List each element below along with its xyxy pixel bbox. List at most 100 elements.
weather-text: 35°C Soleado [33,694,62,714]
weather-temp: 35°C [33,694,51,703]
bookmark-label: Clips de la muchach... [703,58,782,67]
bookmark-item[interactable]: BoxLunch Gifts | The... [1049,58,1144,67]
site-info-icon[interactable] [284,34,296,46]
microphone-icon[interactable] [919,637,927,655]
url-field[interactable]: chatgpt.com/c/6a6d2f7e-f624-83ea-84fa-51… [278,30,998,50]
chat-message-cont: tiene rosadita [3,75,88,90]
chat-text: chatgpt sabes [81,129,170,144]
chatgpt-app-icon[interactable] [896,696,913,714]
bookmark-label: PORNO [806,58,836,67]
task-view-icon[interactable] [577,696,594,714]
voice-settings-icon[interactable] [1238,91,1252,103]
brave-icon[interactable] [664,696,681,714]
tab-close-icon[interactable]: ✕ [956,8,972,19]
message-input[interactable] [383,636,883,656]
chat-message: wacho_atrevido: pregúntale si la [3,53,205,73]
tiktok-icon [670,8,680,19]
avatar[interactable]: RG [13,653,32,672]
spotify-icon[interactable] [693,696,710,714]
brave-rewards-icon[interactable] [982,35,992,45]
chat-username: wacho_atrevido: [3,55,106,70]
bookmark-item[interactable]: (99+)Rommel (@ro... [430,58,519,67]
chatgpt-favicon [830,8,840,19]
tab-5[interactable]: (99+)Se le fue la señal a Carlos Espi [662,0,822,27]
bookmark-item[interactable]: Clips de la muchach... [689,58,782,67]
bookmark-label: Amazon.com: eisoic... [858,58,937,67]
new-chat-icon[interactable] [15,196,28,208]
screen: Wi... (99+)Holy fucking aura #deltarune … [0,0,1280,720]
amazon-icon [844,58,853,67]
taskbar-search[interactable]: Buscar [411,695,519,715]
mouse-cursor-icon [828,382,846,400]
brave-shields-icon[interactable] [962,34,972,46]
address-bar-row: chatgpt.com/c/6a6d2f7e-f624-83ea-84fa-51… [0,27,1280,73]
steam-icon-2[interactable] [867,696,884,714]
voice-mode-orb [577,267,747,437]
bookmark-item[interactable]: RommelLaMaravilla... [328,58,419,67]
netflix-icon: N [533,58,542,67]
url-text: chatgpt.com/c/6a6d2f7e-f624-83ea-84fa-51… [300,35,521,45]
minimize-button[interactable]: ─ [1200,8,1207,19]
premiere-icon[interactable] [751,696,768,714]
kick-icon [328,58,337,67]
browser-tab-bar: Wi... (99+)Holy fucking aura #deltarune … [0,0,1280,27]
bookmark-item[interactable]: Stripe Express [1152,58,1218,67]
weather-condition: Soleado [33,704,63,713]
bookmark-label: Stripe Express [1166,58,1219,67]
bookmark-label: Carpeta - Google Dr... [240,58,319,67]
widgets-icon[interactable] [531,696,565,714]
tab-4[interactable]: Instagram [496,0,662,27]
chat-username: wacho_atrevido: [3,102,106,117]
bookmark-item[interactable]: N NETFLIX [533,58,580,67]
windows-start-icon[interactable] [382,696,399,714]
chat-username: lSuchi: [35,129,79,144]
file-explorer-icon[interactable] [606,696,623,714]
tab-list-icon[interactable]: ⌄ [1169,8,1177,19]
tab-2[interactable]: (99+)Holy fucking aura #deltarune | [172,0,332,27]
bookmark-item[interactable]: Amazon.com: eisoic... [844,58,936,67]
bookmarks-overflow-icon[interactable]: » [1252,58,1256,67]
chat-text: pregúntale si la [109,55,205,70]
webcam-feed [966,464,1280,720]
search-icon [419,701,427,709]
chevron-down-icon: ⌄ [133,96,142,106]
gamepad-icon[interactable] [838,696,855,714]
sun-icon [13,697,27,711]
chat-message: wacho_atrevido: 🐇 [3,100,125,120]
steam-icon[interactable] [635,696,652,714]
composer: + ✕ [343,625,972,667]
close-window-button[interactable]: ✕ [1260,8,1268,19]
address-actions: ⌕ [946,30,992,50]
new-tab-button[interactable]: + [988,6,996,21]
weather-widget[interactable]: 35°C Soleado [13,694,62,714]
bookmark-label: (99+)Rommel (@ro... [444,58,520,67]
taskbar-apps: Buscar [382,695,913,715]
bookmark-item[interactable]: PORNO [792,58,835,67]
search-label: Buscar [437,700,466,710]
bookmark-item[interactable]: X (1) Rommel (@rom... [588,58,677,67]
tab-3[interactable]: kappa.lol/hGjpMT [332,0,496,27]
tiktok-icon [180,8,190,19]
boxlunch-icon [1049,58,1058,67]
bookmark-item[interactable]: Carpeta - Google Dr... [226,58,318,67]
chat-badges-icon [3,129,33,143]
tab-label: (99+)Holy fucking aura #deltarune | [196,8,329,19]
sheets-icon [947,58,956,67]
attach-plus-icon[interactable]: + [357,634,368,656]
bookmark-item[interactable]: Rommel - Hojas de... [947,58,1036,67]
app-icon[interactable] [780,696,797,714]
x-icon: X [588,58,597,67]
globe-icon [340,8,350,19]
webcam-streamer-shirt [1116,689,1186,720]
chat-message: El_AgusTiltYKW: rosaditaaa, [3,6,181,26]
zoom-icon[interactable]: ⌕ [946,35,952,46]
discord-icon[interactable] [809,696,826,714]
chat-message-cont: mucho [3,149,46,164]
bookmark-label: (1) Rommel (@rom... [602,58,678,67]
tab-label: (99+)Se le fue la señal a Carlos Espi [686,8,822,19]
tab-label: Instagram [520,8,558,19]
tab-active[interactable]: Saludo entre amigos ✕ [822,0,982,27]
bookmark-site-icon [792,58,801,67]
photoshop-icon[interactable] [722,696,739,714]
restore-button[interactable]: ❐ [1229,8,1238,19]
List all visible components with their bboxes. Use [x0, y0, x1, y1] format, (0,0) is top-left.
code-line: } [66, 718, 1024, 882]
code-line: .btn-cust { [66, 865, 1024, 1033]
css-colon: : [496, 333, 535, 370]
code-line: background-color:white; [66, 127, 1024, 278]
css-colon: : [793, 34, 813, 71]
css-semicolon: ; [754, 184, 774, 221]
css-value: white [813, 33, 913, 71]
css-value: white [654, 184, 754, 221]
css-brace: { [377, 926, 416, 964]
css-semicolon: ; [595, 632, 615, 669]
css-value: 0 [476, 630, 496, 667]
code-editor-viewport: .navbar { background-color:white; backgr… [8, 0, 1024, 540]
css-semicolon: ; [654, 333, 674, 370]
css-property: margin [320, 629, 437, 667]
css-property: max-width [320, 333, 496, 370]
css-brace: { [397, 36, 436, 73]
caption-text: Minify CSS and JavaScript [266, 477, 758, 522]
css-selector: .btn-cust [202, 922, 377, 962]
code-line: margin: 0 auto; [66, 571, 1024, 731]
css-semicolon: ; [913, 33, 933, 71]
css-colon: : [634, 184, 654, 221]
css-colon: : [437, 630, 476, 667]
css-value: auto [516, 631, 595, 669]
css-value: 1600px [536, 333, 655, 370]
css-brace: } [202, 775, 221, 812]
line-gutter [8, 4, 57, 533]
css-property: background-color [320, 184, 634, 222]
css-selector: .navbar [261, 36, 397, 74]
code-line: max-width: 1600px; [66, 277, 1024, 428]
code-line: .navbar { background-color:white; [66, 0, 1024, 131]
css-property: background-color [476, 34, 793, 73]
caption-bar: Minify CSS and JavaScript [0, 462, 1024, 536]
=-=-=
Reproduce all the records above with every occurrence of "bookmark-item" swapped for "bookmark-link" and nothing else altered.

→ **EXERCISE ANSWER**:
List each element below along with its xyxy pixel bbox. List at most 100 elements.
weather-text: 35°C Soleado [33,694,62,714]
weather-temp: 35°C [33,694,51,703]
bookmark-label: Clips de la muchach... [703,58,782,67]
bookmark-link[interactable]: BoxLunch Gifts | The... [1049,58,1144,67]
site-info-icon[interactable] [284,34,296,46]
microphone-icon[interactable] [919,637,927,655]
url-field[interactable]: chatgpt.com/c/6a6d2f7e-f624-83ea-84fa-51… [278,30,998,50]
chat-message-cont: tiene rosadita [3,75,88,90]
chat-text: chatgpt sabes [81,129,170,144]
chatgpt-app-icon[interactable] [896,696,913,714]
bookmark-label: PORNO [806,58,836,67]
task-view-icon[interactable] [577,696,594,714]
voice-settings-icon[interactable] [1238,91,1252,103]
brave-icon[interactable] [664,696,681,714]
tab-close-icon[interactable]: ✕ [956,8,972,19]
message-input[interactable] [383,636,883,656]
chat-message: wacho_atrevido: pregúntale si la [3,53,205,73]
tiktok-icon [670,8,680,19]
avatar[interactable]: RG [13,653,32,672]
spotify-icon[interactable] [693,696,710,714]
brave-rewards-icon[interactable] [982,35,992,45]
chat-username: wacho_atrevido: [3,55,106,70]
bookmark-link[interactable]: (99+)Rommel (@ro... [430,58,519,67]
chatgpt-favicon [830,8,840,19]
tab-5[interactable]: (99+)Se le fue la señal a Carlos Espi [662,0,822,27]
bookmark-link[interactable]: Clips de la muchach... [689,58,782,67]
bookmark-label: Amazon.com: eisoic... [858,58,937,67]
new-chat-icon[interactable] [15,196,28,208]
screen: Wi... (99+)Holy fucking aura #deltarune … [0,0,1280,720]
amazon-icon [844,58,853,67]
taskbar-search[interactable]: Buscar [411,695,519,715]
mouse-cursor-icon [828,382,846,400]
brave-shields-icon[interactable] [962,34,972,46]
address-bar-row: chatgpt.com/c/6a6d2f7e-f624-83ea-84fa-51… [0,27,1280,73]
steam-icon-2[interactable] [867,696,884,714]
voice-mode-orb [577,267,747,437]
bookmark-link[interactable]: RommelLaMaravilla... [328,58,419,67]
netflix-icon: N [533,58,542,67]
url-text: chatgpt.com/c/6a6d2f7e-f624-83ea-84fa-51… [300,35,521,45]
minimize-button[interactable]: ─ [1200,8,1207,19]
premiere-icon[interactable] [751,696,768,714]
kick-icon [328,58,337,67]
browser-tab-bar: Wi... (99+)Holy fucking aura #deltarune … [0,0,1280,27]
bookmark-link[interactable]: Stripe Express [1152,58,1218,67]
weather-condition: Soleado [33,704,63,713]
bookmark-label: Stripe Express [1166,58,1219,67]
bookmark-label: Carpeta - Google Dr... [240,58,319,67]
widgets-icon[interactable] [531,696,565,714]
tab-4[interactable]: Instagram [496,0,662,27]
chat-username: wacho_atrevido: [3,102,106,117]
bookmark-link[interactable]: N NETFLIX [533,58,580,67]
windows-start-icon[interactable] [382,696,399,714]
chat-username: lSuchi: [35,129,79,144]
file-explorer-icon[interactable] [606,696,623,714]
tab-list-icon[interactable]: ⌄ [1169,8,1177,19]
tab-2[interactable]: (99+)Holy fucking aura #deltarune | [172,0,332,27]
bookmark-link[interactable]: Amazon.com: eisoic... [844,58,936,67]
bookmarks-overflow-icon[interactable]: » [1252,58,1256,67]
chat-text: pregúntale si la [109,55,205,70]
webcam-feed [966,464,1280,720]
search-icon [419,701,427,709]
chevron-down-icon: ⌄ [133,96,142,106]
gamepad-icon[interactable] [838,696,855,714]
sun-icon [13,697,27,711]
chat-message: wacho_atrevido: 🐇 [3,100,125,120]
steam-icon[interactable] [635,696,652,714]
composer: + ✕ [343,625,972,667]
close-window-button[interactable]: ✕ [1260,8,1268,19]
address-actions: ⌕ [946,30,992,50]
new-tab-button[interactable]: + [988,6,996,21]
weather-widget[interactable]: 35°C Soleado [13,694,62,714]
bookmark-label: (99+)Rommel (@ro... [444,58,520,67]
taskbar-apps: Buscar [382,695,913,715]
bookmark-link[interactable]: PORNO [792,58,835,67]
search-label: Buscar [437,700,466,710]
bookmark-link[interactable]: X (1) Rommel (@rom... [588,58,677,67]
tab-3[interactable]: kappa.lol/hGjpMT [332,0,496,27]
tiktok-icon [180,8,190,19]
boxlunch-icon [1049,58,1058,67]
bookmark-link[interactable]: Carpeta - Google Dr... [226,58,318,67]
chat-badges-icon [3,129,33,143]
tab-label: (99+)Holy fucking aura #deltarune | [196,8,329,19]
sheets-icon [947,58,956,67]
attach-plus-icon[interactable]: + [357,634,368,656]
bookmark-link[interactable]: Rommel - Hojas de... [947,58,1036,67]
app-icon[interactable] [780,696,797,714]
x-icon: X [588,58,597,67]
globe-icon [340,8,350,19]
webcam-streamer-shirt [1116,689,1186,720]
chat-message: El_AgusTiltYKW: rosaditaaa, [3,6,181,26]
zoom-icon[interactable]: ⌕ [946,35,952,46]
discord-icon[interactable] [809,696,826,714]
chat-message-cont: mucho [3,149,46,164]
bookmark-label: (1) Rommel (@rom... [602,58,678,67]
tab-label: (99+)Se le fue la señal a Carlos Espi [686,8,822,19]
tab-label: Instagram [520,8,558,19]
tab-active[interactable]: Saludo entre amigos ✕ [822,0,982,27]
bookmark-site-icon [792,58,801,67]
photoshop-icon[interactable] [722,696,739,714]
restore-button[interactable]: ❐ [1229,8,1238,19]
List all visible components with their bboxes. Use [x0, y0, x1, y1] format, (0,0) is top-left.
code-line: } [66, 718, 1024, 882]
code-line: .btn-cust { [66, 865, 1024, 1033]
css-colon: : [496, 333, 535, 370]
code-line: background-color:white; [66, 127, 1024, 278]
css-colon: : [793, 34, 813, 71]
css-semicolon: ; [754, 184, 774, 221]
css-value: white [813, 33, 913, 71]
css-value: white [654, 184, 754, 221]
css-brace: { [377, 926, 416, 964]
css-semicolon: ; [595, 632, 615, 669]
css-value: 0 [476, 630, 496, 667]
code-editor-viewport: .navbar { background-color:white; backgr… [8, 0, 1024, 540]
css-semicolon: ; [654, 333, 674, 370]
css-property: margin [320, 629, 437, 667]
css-property: max-width [320, 333, 496, 370]
css-brace: { [397, 36, 436, 73]
caption-text: Minify CSS and JavaScript [266, 477, 758, 522]
css-selector: .btn-cust [202, 922, 377, 962]
code-line: margin: 0 auto; [66, 571, 1024, 731]
css-semicolon: ; [913, 33, 933, 71]
css-colon: : [634, 184, 654, 221]
css-colon: : [437, 630, 476, 667]
css-value: auto [516, 631, 595, 669]
css-value: 1600px [536, 333, 655, 370]
css-brace: } [202, 775, 221, 812]
line-gutter [8, 4, 57, 533]
css-property: background-color [320, 184, 634, 222]
css-selector: .navbar [261, 36, 397, 74]
code-line: max-width: 1600px; [66, 277, 1024, 428]
code-line: .navbar { background-color:white; [66, 0, 1024, 131]
css-property: background-color [476, 34, 793, 73]
caption-bar: Minify CSS and JavaScript [0, 462, 1024, 536]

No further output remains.